*Work required*: Report how many lines include the word "xossalari", and nothing besides that number.

++++++

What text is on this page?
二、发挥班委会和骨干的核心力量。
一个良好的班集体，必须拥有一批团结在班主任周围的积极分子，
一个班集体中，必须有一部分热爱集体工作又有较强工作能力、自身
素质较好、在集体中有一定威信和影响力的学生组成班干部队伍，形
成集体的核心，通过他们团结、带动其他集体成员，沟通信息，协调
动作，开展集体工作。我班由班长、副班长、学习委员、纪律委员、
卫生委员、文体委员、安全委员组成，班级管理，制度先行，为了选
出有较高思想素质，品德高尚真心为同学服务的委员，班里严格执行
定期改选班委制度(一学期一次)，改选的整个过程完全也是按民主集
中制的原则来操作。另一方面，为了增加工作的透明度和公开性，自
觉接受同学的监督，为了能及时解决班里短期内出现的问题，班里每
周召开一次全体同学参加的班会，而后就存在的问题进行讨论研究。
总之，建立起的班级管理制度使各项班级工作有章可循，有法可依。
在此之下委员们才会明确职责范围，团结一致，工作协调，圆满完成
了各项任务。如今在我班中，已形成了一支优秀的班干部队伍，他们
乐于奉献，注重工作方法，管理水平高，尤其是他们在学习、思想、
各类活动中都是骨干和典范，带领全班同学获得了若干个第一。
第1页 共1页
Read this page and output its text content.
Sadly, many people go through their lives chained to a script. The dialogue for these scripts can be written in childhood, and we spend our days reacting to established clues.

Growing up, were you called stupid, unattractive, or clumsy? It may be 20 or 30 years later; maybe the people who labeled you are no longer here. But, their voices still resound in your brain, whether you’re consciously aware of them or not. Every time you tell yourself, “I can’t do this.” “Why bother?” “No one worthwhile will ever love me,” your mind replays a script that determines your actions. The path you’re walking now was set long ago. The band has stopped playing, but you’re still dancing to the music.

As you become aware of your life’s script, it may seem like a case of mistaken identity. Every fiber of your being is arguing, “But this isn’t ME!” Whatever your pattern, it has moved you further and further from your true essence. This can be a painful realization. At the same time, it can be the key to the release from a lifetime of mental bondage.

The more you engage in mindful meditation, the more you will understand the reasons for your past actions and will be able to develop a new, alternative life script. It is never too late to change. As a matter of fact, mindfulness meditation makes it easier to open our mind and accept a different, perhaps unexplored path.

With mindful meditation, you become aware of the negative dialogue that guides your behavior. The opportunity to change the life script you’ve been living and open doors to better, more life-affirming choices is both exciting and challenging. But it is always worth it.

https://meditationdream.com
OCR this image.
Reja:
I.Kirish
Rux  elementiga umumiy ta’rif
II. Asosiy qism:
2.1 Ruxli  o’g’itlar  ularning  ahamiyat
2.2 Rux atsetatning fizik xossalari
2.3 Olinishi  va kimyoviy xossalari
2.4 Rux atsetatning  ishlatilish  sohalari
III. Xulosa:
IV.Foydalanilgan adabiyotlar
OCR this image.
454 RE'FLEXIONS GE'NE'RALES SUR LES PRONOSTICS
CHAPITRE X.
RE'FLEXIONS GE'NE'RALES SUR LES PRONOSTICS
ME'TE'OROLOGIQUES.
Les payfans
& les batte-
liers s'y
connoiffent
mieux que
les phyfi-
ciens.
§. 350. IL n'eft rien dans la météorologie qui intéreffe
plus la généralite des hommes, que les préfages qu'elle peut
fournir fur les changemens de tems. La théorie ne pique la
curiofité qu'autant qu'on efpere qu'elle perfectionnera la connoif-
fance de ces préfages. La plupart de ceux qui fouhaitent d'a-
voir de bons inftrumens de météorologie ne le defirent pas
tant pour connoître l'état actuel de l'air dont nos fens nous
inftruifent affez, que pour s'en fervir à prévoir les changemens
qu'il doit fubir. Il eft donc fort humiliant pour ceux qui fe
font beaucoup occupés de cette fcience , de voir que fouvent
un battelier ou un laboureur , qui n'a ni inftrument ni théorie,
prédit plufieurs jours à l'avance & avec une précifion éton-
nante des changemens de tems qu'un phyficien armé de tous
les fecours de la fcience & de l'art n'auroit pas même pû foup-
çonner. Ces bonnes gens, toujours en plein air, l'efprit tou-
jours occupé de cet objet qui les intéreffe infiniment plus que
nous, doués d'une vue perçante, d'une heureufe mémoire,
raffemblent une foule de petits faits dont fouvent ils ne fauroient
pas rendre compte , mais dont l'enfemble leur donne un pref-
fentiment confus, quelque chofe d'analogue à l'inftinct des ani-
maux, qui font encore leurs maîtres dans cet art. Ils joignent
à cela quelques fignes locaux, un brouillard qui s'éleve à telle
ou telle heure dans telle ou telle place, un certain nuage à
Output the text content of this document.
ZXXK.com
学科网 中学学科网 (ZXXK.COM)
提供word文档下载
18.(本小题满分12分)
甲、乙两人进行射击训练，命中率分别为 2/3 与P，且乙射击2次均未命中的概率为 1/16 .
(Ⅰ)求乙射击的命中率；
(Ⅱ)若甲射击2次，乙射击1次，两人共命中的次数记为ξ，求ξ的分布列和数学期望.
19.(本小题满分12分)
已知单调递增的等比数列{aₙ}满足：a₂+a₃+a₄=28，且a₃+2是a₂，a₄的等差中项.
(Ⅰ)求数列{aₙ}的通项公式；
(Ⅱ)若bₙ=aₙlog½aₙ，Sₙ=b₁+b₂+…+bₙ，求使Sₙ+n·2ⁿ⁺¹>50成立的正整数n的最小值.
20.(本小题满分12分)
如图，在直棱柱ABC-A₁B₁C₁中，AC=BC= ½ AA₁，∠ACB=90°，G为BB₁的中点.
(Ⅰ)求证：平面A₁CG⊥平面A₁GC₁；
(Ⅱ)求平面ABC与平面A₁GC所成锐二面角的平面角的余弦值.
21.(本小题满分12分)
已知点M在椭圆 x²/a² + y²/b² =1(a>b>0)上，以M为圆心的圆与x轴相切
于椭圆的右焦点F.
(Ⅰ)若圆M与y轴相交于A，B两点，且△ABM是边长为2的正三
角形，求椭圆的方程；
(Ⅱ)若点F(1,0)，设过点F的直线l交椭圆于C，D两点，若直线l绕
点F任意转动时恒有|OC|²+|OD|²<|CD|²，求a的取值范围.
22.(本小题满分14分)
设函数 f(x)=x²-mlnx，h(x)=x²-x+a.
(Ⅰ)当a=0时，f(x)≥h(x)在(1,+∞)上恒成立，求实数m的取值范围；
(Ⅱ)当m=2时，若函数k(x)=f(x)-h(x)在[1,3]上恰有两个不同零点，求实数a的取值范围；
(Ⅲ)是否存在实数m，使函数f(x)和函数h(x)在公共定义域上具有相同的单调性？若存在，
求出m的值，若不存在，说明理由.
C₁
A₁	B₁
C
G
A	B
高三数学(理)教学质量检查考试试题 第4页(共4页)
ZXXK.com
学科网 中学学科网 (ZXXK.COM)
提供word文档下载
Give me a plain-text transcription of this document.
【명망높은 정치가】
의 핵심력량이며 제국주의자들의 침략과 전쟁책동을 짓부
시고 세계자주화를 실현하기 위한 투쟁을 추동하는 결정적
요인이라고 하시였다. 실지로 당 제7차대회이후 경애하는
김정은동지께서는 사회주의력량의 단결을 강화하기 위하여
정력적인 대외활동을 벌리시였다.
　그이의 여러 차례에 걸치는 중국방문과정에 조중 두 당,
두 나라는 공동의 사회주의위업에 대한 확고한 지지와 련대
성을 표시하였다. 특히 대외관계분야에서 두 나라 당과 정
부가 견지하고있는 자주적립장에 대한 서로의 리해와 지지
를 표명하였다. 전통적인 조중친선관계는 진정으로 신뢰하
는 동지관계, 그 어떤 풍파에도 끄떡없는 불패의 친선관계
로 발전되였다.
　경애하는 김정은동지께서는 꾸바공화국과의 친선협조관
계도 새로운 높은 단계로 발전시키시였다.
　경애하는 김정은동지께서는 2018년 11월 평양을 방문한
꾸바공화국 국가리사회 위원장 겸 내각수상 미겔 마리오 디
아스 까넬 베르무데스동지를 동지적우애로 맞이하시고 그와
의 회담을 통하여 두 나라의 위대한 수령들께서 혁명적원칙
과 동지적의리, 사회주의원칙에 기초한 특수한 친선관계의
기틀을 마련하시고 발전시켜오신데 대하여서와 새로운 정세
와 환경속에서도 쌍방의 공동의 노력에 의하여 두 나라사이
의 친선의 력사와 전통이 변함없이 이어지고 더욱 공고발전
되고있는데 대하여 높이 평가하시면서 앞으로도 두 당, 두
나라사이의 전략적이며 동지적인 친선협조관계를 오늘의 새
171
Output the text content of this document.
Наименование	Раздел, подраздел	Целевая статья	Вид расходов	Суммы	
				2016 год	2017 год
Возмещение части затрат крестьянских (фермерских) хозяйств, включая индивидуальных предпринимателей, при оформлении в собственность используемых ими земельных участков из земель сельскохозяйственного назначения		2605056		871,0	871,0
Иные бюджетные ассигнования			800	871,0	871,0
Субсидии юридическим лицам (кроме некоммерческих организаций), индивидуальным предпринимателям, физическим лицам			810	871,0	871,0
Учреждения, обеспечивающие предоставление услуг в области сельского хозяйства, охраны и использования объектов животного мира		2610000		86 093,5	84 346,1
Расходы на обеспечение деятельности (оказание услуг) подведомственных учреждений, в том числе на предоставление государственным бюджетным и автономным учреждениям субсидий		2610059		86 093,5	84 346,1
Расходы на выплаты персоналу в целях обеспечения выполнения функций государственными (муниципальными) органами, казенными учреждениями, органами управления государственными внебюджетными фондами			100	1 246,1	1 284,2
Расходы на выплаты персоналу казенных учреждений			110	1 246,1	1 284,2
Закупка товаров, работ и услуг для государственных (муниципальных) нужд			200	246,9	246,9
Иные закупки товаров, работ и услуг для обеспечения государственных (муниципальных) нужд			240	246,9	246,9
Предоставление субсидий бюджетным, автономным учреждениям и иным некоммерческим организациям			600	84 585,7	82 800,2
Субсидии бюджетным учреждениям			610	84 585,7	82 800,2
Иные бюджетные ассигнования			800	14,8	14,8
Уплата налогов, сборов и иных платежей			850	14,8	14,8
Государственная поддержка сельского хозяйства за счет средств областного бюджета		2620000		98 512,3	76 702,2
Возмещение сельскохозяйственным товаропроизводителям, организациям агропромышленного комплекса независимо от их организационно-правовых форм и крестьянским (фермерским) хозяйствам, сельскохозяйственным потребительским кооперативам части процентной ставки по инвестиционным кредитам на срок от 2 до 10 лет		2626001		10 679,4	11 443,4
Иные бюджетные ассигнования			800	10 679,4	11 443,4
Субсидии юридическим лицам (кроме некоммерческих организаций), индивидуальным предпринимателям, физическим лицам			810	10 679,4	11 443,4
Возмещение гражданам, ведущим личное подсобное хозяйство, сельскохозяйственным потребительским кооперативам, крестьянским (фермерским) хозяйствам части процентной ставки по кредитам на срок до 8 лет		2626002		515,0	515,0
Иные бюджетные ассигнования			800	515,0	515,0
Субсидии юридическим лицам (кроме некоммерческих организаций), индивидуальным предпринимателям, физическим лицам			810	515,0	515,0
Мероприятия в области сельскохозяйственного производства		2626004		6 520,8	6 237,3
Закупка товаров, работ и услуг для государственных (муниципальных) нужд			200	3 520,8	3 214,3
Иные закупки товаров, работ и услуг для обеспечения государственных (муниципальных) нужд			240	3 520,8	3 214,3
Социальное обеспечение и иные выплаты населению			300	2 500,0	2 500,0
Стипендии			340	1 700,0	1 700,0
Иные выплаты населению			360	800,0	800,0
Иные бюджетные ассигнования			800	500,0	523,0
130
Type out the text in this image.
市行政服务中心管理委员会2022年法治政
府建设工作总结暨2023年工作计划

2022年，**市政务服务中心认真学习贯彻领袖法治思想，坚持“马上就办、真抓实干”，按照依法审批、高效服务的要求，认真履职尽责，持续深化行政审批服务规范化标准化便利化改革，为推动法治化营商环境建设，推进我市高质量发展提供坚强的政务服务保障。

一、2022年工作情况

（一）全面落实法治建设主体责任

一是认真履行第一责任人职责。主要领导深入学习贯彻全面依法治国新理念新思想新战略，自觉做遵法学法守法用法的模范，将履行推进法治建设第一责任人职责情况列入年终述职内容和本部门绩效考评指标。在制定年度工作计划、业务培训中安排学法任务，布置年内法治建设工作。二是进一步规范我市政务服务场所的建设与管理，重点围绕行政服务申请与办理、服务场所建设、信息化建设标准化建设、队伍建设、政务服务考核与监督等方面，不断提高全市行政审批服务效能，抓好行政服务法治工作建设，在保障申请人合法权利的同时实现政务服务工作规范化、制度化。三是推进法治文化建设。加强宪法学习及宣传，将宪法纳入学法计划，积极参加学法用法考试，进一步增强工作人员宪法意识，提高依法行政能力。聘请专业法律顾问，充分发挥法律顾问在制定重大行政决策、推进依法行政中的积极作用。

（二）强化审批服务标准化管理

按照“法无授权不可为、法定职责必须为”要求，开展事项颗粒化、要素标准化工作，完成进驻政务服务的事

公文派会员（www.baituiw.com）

++++++

*Result of this task*: 2